Work required
Tally the lines in the following entries that include the word "Freshmen"; state only the total.

--- Start of Data for this task ---

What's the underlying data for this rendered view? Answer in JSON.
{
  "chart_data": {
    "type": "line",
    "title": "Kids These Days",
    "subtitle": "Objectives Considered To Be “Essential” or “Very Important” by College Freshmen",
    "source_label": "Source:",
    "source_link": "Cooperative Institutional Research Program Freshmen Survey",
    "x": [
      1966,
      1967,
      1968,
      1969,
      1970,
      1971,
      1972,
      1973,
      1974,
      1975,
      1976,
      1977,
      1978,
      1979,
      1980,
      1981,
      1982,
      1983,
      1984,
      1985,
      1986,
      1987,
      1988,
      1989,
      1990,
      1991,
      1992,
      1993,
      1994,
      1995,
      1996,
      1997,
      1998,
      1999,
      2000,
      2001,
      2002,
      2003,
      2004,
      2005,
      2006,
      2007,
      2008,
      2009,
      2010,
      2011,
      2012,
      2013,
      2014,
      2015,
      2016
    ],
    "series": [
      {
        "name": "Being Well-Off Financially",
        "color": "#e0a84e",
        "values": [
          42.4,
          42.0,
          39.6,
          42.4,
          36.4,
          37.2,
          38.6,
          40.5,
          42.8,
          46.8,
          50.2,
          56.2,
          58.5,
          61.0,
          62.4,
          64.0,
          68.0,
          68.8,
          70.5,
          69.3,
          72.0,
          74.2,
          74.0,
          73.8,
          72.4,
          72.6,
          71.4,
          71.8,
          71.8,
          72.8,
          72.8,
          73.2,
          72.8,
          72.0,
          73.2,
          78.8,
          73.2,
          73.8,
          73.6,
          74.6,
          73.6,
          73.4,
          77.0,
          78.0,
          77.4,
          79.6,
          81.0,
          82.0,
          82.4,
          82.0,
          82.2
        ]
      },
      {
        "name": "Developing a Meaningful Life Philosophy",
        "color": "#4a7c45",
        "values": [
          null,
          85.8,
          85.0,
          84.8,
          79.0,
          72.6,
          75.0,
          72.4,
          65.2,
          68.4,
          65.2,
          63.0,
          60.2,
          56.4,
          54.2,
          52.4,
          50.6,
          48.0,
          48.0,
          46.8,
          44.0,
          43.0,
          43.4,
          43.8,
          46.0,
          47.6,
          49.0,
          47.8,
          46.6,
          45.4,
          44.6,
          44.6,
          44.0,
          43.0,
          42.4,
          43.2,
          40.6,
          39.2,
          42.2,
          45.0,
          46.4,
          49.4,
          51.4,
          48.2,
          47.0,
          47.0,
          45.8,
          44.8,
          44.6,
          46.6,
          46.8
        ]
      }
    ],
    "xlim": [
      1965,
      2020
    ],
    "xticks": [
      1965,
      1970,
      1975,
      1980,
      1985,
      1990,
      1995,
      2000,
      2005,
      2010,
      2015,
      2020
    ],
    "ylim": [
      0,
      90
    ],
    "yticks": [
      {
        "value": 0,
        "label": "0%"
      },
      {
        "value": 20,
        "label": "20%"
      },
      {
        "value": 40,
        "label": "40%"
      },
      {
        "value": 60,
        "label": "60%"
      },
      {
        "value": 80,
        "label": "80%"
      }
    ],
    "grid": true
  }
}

--- End of Data for this task ---

Answer in full
2